═════ RECORDS FOR THE TASK
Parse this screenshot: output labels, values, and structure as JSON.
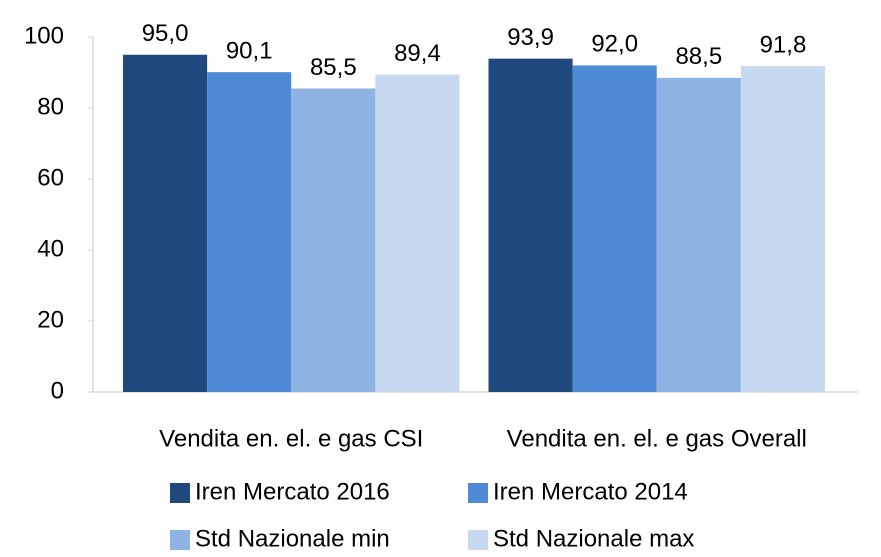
{
  "chart_data": {
    "type": "bar",
    "categories": [
      "Vendita en. el. e gas CSI",
      "Vendita en. el. e gas Overall"
    ],
    "series": [
      {
        "name": "Iren Mercato 2016",
        "color": "#1f497d",
        "values": [
          95.0,
          93.9
        ],
        "value_labels": [
          "95,0",
          "93,9"
        ]
      },
      {
        "name": "Iren Mercato 2014",
        "color": "#4f8ad6",
        "values": [
          90.1,
          92.0
        ],
        "value_labels": [
          "90,1",
          "92,0"
        ]
      },
      {
        "name": "Std Nazionale min",
        "color": "#8eb4e3",
        "values": [
          85.5,
          88.5
        ],
        "value_labels": [
          "85,5",
          "88,5"
        ]
      },
      {
        "name": "Std Nazionale max",
        "color": "#c6d9f1",
        "values": [
          89.4,
          91.8
        ],
        "value_labels": [
          "89,4",
          "91,8"
        ]
      }
    ],
    "ylim": [
      0,
      100
    ],
    "yticks": [
      0,
      20,
      40,
      60,
      80,
      100
    ],
    "grid": false,
    "legend": "bottom"
  }
}
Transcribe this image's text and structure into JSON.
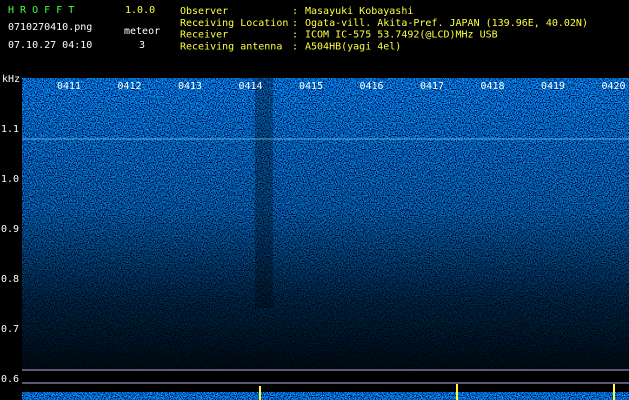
{
  "header": {
    "app": "H R O F F T",
    "version": "1.0.0",
    "file": "0710270410.png",
    "datetime": "07.10.27 04:10",
    "meteor_label": "meteor",
    "meteor_count": "3"
  },
  "info": [
    {
      "label": "Observer",
      "value": "Masayuki Kobayashi"
    },
    {
      "label": "Receiving Location",
      "value": "Ogata-vill. Akita-Pref. JAPAN (139.96E, 40.02N)"
    },
    {
      "label": "Receiver",
      "value": "ICOM IC-575 53.7492(@LCD)MHz USB"
    },
    {
      "label": "Receiving antenna",
      "value": "A504HB(yagi 4el)"
    }
  ],
  "separator": ":",
  "spectrogram": {
    "unit": "kHz",
    "time_labels": [
      "0411",
      "0412",
      "0413",
      "0414",
      "0415",
      "0416",
      "0417",
      "0418",
      "0419",
      "0420"
    ],
    "freq_labels": [
      "1.1",
      "1.0",
      "0.9",
      "0.8",
      "0.7",
      "0.6"
    ]
  }
}
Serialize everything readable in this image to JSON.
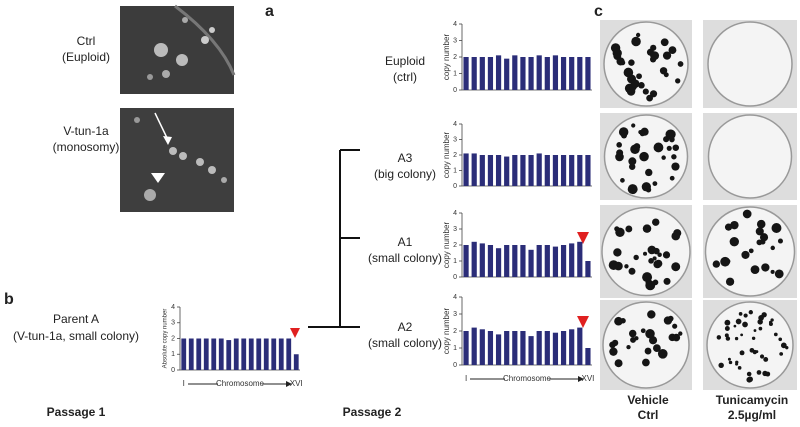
{
  "panels": {
    "a": {
      "label": "a",
      "images": [
        {
          "title": "Ctrl",
          "subtitle": "(Euploid)"
        },
        {
          "title": "V-tun-1a",
          "subtitle": "(monosomy)"
        }
      ]
    },
    "b": {
      "label": "b",
      "passages": [
        "Passage 1",
        "Passage 2"
      ]
    },
    "c": {
      "label": "c",
      "columns": [
        {
          "line1": "Vehicle",
          "line2": "Ctrl"
        },
        {
          "line1": "Tunicamycin",
          "line2": "2.5µg/ml"
        }
      ]
    }
  },
  "chart_data": [
    {
      "type": "bar",
      "title": "Parent A",
      "subtitle": "(V-tun-1a, small colony)",
      "ylabel": "Absolute copy number",
      "xlabel": "Chromosome",
      "color": "#2b2d78",
      "categories": [
        "I",
        null,
        null,
        null,
        null,
        null,
        null,
        null,
        null,
        null,
        null,
        null,
        null,
        null,
        null,
        "XVI"
      ],
      "values": [
        2.0,
        2.0,
        2.0,
        2.0,
        2.0,
        2.0,
        1.9,
        2.0,
        2.0,
        2.0,
        2.0,
        2.0,
        2.0,
        2.0,
        2.0,
        1.0
      ],
      "ylim": [
        0,
        4
      ],
      "yticks": [
        0,
        1,
        2,
        3,
        4
      ]
    },
    {
      "type": "bar",
      "title": "Euploid",
      "subtitle": "(ctrl)",
      "ylabel": "copy number",
      "color": "#2b2d78",
      "categories": [
        null,
        null,
        null,
        null,
        null,
        null,
        null,
        null,
        null,
        null,
        null,
        null,
        null,
        null,
        null,
        null
      ],
      "values": [
        2.0,
        2.0,
        2.0,
        2.0,
        2.1,
        1.9,
        2.1,
        2.0,
        2.0,
        2.1,
        2.0,
        2.1,
        2.0,
        2.0,
        2.0,
        2.0
      ],
      "ylim": [
        0,
        4
      ],
      "yticks": [
        0,
        1,
        2,
        3,
        4
      ]
    },
    {
      "type": "bar",
      "title": "A3",
      "subtitle": "(big colony)",
      "ylabel": "copy number",
      "color": "#2b2d78",
      "categories": [
        null,
        null,
        null,
        null,
        null,
        null,
        null,
        null,
        null,
        null,
        null,
        null,
        null,
        null,
        null,
        null
      ],
      "values": [
        2.1,
        2.1,
        2.0,
        2.0,
        2.0,
        1.9,
        2.0,
        2.0,
        2.0,
        2.1,
        2.0,
        2.0,
        2.0,
        2.0,
        2.0,
        2.0
      ],
      "ylim": [
        0,
        4
      ],
      "yticks": [
        0,
        1,
        2,
        3,
        4
      ]
    },
    {
      "type": "bar",
      "title": "A1",
      "subtitle": "(small colony)",
      "ylabel": "copy number",
      "color": "#2b2d78",
      "categories": [
        null,
        null,
        null,
        null,
        null,
        null,
        null,
        null,
        null,
        null,
        null,
        null,
        null,
        null,
        null,
        null
      ],
      "values": [
        2.0,
        2.2,
        2.1,
        2.0,
        1.8,
        2.0,
        2.0,
        2.0,
        1.7,
        2.0,
        2.0,
        1.9,
        2.0,
        2.1,
        2.2,
        1.0
      ],
      "ylim": [
        0,
        4
      ],
      "yticks": [
        0,
        1,
        2,
        3,
        4
      ]
    },
    {
      "type": "bar",
      "title": "A2",
      "subtitle": "(small colony)",
      "ylabel": "copy number",
      "xlabel": "Chromosome",
      "color": "#2b2d78",
      "categories": [
        "I",
        null,
        null,
        null,
        null,
        null,
        null,
        null,
        null,
        null,
        null,
        null,
        null,
        null,
        null,
        "XVI"
      ],
      "values": [
        2.0,
        2.2,
        2.1,
        2.0,
        1.8,
        2.0,
        2.0,
        2.0,
        1.7,
        2.0,
        2.0,
        1.9,
        2.0,
        2.1,
        2.2,
        1.0
      ],
      "ylim": [
        0,
        4
      ],
      "yticks": [
        0,
        1,
        2,
        3,
        4
      ]
    }
  ]
}
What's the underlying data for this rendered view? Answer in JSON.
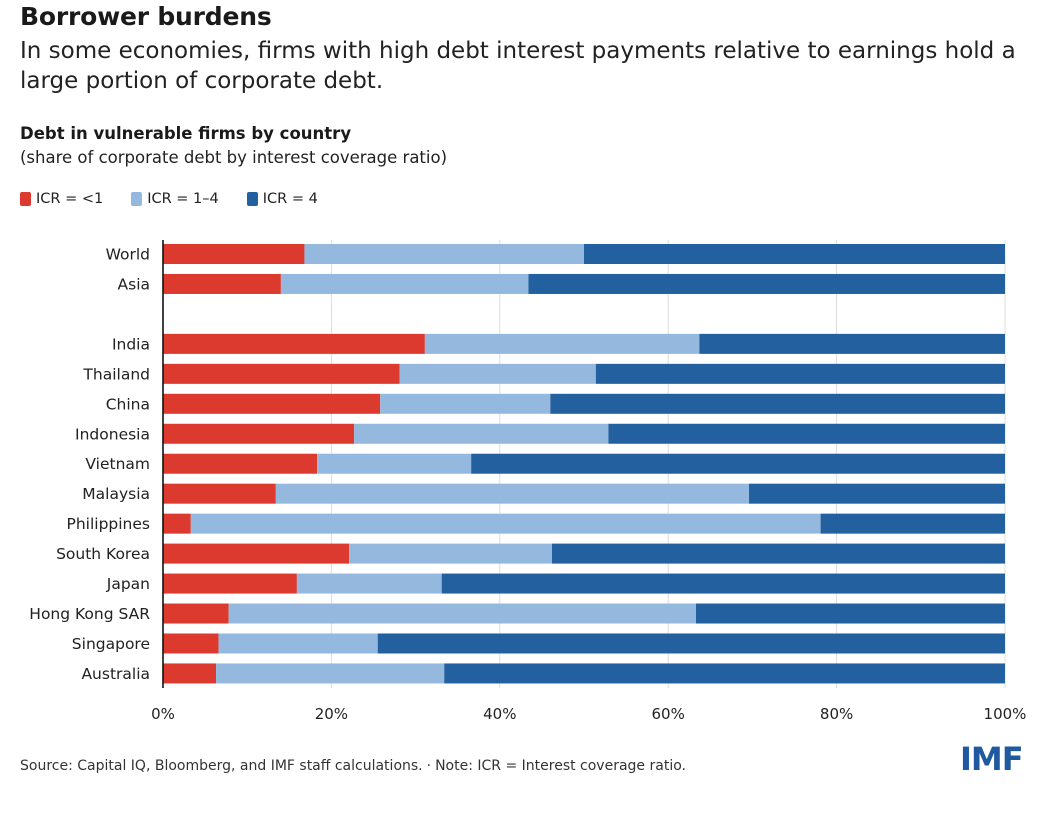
{
  "header": {
    "title": "Borrower burdens",
    "subtitle": "In some economies, firms with high debt interest payments relative to earnings hold a large portion of corporate debt."
  },
  "chart_header": {
    "title": "Debt in vulnerable firms by country",
    "subtitle": "(share of corporate debt by interest coverage ratio)"
  },
  "colors": {
    "low": "#dc3a2f",
    "mid": "#95b9de",
    "high": "#23609f",
    "grid": "#dddddd",
    "axis": "#111111"
  },
  "chart_data": {
    "type": "bar",
    "orientation": "horizontal",
    "stacked": true,
    "categories": [
      "World",
      "Asia",
      "",
      "India",
      "Thailand",
      "China",
      "Indonesia",
      "Vietnam",
      "Malaysia",
      "Philippines",
      "South Korea",
      "Japan",
      "Hong Kong SAR",
      "Singapore",
      "Australia"
    ],
    "series": [
      {
        "name": "ICR = <1",
        "color": "#dc3a2f",
        "values": [
          16.8,
          14,
          null,
          31.1,
          28.1,
          25.8,
          22.7,
          18.3,
          13.4,
          3.3,
          22.1,
          15.9,
          7.8,
          6.6,
          6.3
        ]
      },
      {
        "name": "ICR = 1–4",
        "color": "#95b9de",
        "values": [
          33.2,
          29.4,
          null,
          32.6,
          23.3,
          20.2,
          30.2,
          18.3,
          56.2,
          74.8,
          24.1,
          17.2,
          55.5,
          18.9,
          27.1
        ]
      },
      {
        "name": "ICR = 4",
        "color": "#23609f",
        "values": [
          50.0,
          56.6,
          null,
          36.3,
          48.6,
          54.0,
          47.1,
          63.4,
          30.4,
          21.9,
          53.8,
          66.9,
          36.7,
          74.5,
          66.6
        ]
      }
    ],
    "xlim": [
      0,
      100
    ],
    "x_ticks": [
      "0%",
      "20%",
      "40%",
      "60%",
      "80%",
      "100%"
    ],
    "x_tick_values": [
      0,
      20,
      40,
      60,
      80,
      100
    ],
    "grid": true,
    "legend_position": "top-left"
  },
  "footer": {
    "source": "Source: Capital IQ, Bloomberg, and IMF staff calculations.",
    "separator": "·",
    "note": "Note: ICR = Interest coverage ratio."
  },
  "logo": {
    "text": "IMF"
  }
}
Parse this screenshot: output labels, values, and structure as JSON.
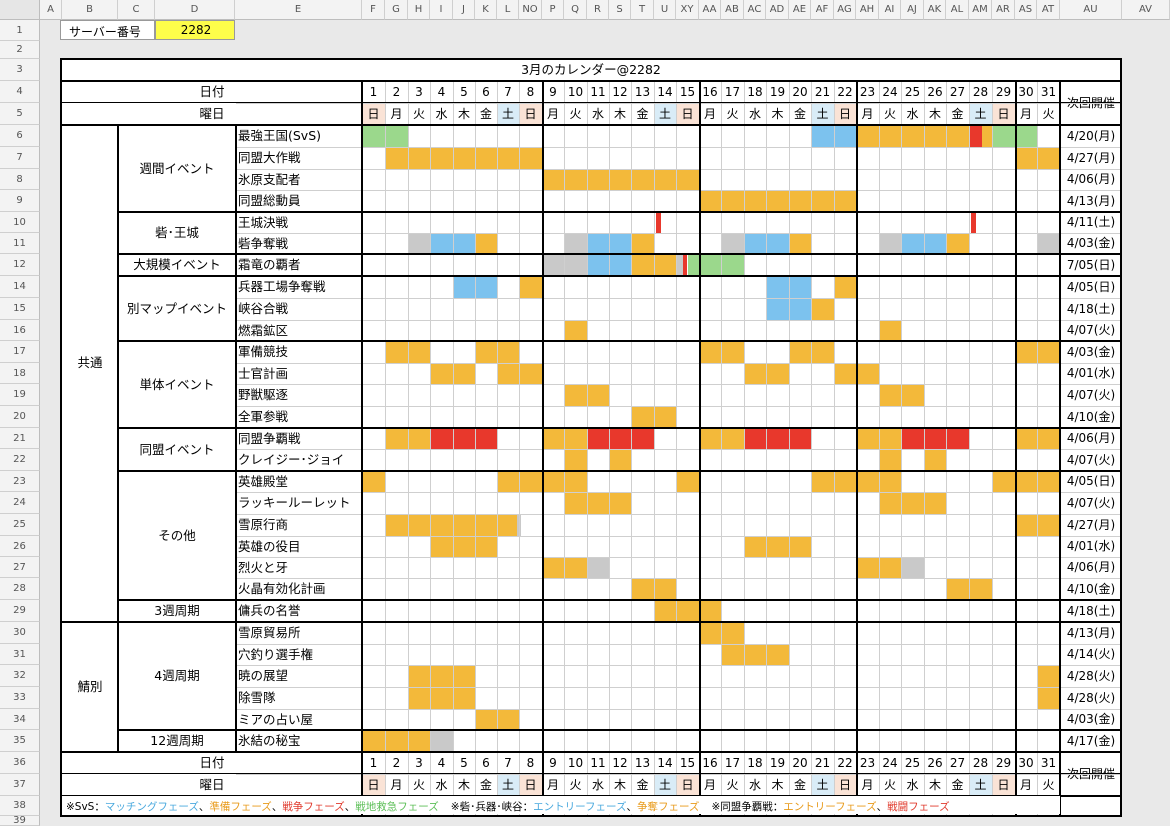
══════════
● **AIM**
Gather each line from the entries above that includes the word "text".

● **COMPLETED TASK**
Transcribe this image's text and structure into JSON.
    "text": "IMF"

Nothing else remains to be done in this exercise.